TO BE DONE: All of the data must be printed exactly; please include every line.
Start of RECORD EXTRACTS
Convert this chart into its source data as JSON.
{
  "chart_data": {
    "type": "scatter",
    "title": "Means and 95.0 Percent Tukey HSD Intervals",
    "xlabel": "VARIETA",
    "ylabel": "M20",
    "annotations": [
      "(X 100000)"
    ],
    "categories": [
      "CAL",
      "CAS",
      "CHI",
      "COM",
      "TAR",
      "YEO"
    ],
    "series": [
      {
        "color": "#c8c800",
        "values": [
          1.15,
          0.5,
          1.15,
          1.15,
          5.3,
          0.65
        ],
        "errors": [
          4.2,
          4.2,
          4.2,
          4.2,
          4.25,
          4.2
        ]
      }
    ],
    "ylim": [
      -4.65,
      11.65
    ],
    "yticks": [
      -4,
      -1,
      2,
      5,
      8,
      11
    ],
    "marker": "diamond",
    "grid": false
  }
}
End of RECORD EXTRACTS
SOLUTION TO THIS TASK:
Convert this chart into its source data as JSON.
{
  "chart_data": {
    "type": "scatter",
    "title": "Means and 95.0 Percent Tukey HSD Intervals",
    "xlabel": "VARIETA",
    "ylabel": "M20",
    "annotations": [
      "(X 100000)"
    ],
    "categories": [
      "CAL",
      "CAS",
      "CHI",
      "COM",
      "TAR",
      "YEO"
    ],
    "series": [
      {
        "color": "#c8c800",
        "values": [
          1.15,
          0.5,
          1.15,
          1.15,
          5.3,
          0.65
        ],
        "errors": [
          4.2,
          4.2,
          4.2,
          4.2,
          4.25,
          4.2
        ]
      }
    ],
    "ylim": [
      -4.65,
      11.65
    ],
    "yticks": [
      -4,
      -1,
      2,
      5,
      8,
      11
    ],
    "marker": "diamond",
    "grid": false
  }
}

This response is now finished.